§ **REQUIRED TASK**
Reproduce the records exactly.

§ **DATA FOR PROCESSING**
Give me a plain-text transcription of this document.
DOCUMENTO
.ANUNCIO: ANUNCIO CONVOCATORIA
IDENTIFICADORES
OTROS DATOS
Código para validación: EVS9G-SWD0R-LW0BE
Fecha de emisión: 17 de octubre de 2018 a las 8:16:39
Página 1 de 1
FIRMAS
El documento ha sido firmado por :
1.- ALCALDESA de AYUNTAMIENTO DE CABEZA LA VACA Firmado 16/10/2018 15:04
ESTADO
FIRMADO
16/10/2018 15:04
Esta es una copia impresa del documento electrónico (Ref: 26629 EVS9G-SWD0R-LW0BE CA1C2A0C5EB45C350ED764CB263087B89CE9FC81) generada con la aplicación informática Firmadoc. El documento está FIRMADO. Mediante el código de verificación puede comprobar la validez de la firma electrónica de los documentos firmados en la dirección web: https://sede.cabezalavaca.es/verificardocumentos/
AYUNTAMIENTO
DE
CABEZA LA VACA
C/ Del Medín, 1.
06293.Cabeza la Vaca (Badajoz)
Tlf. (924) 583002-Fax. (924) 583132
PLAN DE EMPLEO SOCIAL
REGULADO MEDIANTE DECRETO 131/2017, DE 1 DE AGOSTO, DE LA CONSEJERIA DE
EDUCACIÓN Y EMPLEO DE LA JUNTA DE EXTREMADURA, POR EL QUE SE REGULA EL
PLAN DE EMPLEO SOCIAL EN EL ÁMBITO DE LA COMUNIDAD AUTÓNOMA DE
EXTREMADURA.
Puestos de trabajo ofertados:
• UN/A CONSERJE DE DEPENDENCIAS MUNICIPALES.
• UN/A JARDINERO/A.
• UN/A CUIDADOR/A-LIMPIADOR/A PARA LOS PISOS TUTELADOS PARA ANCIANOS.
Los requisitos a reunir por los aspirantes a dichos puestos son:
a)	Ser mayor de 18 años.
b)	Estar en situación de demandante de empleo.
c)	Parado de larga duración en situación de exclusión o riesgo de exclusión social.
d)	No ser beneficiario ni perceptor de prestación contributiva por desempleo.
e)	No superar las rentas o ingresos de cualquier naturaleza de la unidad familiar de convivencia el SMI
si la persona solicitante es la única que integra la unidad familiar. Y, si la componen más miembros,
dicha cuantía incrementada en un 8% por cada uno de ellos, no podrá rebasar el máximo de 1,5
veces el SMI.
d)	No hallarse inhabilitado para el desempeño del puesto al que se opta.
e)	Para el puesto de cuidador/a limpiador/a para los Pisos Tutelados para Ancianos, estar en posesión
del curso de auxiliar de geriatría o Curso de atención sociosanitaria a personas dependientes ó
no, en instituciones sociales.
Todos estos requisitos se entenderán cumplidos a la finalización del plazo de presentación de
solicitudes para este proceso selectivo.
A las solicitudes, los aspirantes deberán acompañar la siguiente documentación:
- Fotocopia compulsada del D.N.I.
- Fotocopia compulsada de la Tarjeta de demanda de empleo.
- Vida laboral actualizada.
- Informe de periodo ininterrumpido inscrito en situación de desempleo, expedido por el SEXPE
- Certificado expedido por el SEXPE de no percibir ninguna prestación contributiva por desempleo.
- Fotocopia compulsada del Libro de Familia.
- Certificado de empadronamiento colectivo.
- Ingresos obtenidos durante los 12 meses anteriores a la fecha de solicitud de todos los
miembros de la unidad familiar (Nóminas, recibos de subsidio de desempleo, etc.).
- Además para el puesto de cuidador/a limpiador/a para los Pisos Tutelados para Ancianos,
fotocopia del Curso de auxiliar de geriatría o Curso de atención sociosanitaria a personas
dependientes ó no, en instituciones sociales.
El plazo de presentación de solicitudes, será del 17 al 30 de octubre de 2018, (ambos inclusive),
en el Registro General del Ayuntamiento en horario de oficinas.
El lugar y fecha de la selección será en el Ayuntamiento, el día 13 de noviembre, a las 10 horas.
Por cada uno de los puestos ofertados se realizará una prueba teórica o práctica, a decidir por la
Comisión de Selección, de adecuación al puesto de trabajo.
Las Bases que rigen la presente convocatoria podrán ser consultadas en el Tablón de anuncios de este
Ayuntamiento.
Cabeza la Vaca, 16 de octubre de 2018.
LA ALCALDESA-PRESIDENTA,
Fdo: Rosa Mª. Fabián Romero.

§ **TASK RESULT**
Give me a plain-text transcription of this document.
DOCUMENTO
.ANUNCIO: ANUNCIO CONVOCATORIA
IDENTIFICADORES
OTROS DATOS
Código para validación: EVS9G-SWD0R-LW0BE
Fecha de emisión: 17 de octubre de 2018 a las 8:16:39
Página 1 de 1
FIRMAS
El documento ha sido firmado por :
1.- ALCALDESA de AYUNTAMIENTO DE CABEZA LA VACA Firmado 16/10/2018 15:04
ESTADO
FIRMADO
16/10/2018 15:04
Esta es una copia impresa del documento electrónico (Ref: 26629 EVS9G-SWD0R-LW0BE CA1C2A0C5EB45C350ED764CB263087B89CE9FC81) generada con la aplicación informática Firmadoc. El documento está FIRMADO. Mediante el código de verificación puede comprobar la validez de la firma electrónica de los documentos firmados en la dirección web: https://sede.cabezalavaca.es/verificardocumentos/
AYUNTAMIENTO
DE
CABEZA LA VACA
C/ Del Medín, 1.
06293.Cabeza la Vaca (Badajoz)
Tlf. (924) 583002-Fax. (924) 583132
PLAN DE EMPLEO SOCIAL
REGULADO MEDIANTE DECRETO 131/2017, DE 1 DE AGOSTO, DE LA CONSEJERIA DE
EDUCACIÓN Y EMPLEO DE LA JUNTA DE EXTREMADURA, POR EL QUE SE REGULA EL
PLAN DE EMPLEO SOCIAL EN EL ÁMBITO DE LA COMUNIDAD AUTÓNOMA DE
EXTREMADURA.
Puestos de trabajo ofertados:
• UN/A CONSERJE DE DEPENDENCIAS MUNICIPALES.
• UN/A JARDINERO/A.
• UN/A CUIDADOR/A-LIMPIADOR/A PARA LOS PISOS TUTELADOS PARA ANCIANOS.
Los requisitos a reunir por los aspirantes a dichos puestos son:
a)	Ser mayor de 18 años.
b)	Estar en situación de demandante de empleo.
c)	Parado de larga duración en situación de exclusión o riesgo de exclusión social.
d)	No ser beneficiario ni perceptor de prestación contributiva por desempleo.
e)	No superar las rentas o ingresos de cualquier naturaleza de la unidad familiar de convivencia el SMI
si la persona solicitante es la única que integra la unidad familiar. Y, si la componen más miembros,
dicha cuantía incrementada en un 8% por cada uno de ellos, no podrá rebasar el máximo de 1,5
veces el SMI.
d)	No hallarse inhabilitado para el desempeño del puesto al que se opta.
e)	Para el puesto de cuidador/a limpiador/a para los Pisos Tutelados para Ancianos, estar en posesión
del curso de auxiliar de geriatría o Curso de atención sociosanitaria a personas dependientes ó
no, en instituciones sociales.
Todos estos requisitos se entenderán cumplidos a la finalización del plazo de presentación de
solicitudes para este proceso selectivo.
A las solicitudes, los aspirantes deberán acompañar la siguiente documentación:
- Fotocopia compulsada del D.N.I.
- Fotocopia compulsada de la Tarjeta de demanda de empleo.
- Vida laboral actualizada.
- Informe de periodo ininterrumpido inscrito en situación de desempleo, expedido por el SEXPE
- Certificado expedido por el SEXPE de no percibir ninguna prestación contributiva por desempleo.
- Fotocopia compulsada del Libro de Familia.
- Certificado de empadronamiento colectivo.
- Ingresos obtenidos durante los 12 meses anteriores a la fecha de solicitud de todos los
miembros de la unidad familiar (Nóminas, recibos de subsidio de desempleo, etc.).
- Además para el puesto de cuidador/a limpiador/a para los Pisos Tutelados para Ancianos,
fotocopia del Curso de auxiliar de geriatría o Curso de atención sociosanitaria a personas
dependientes ó no, en instituciones sociales.
El plazo de presentación de solicitudes, será del 17 al 30 de octubre de 2018, (ambos inclusive),
en el Registro General del Ayuntamiento en horario de oficinas.
El lugar y fecha de la selección será en el Ayuntamiento, el día 13 de noviembre, a las 10 horas.
Por cada uno de los puestos ofertados se realizará una prueba teórica o práctica, a decidir por la
Comisión de Selección, de adecuación al puesto de trabajo.
Las Bases que rigen la presente convocatoria podrán ser consultadas en el Tablón de anuncios de este
Ayuntamiento.
Cabeza la Vaca, 16 de octubre de 2018.
LA ALCALDESA-PRESIDENTA,
Fdo: Rosa Mª. Fabián Romero.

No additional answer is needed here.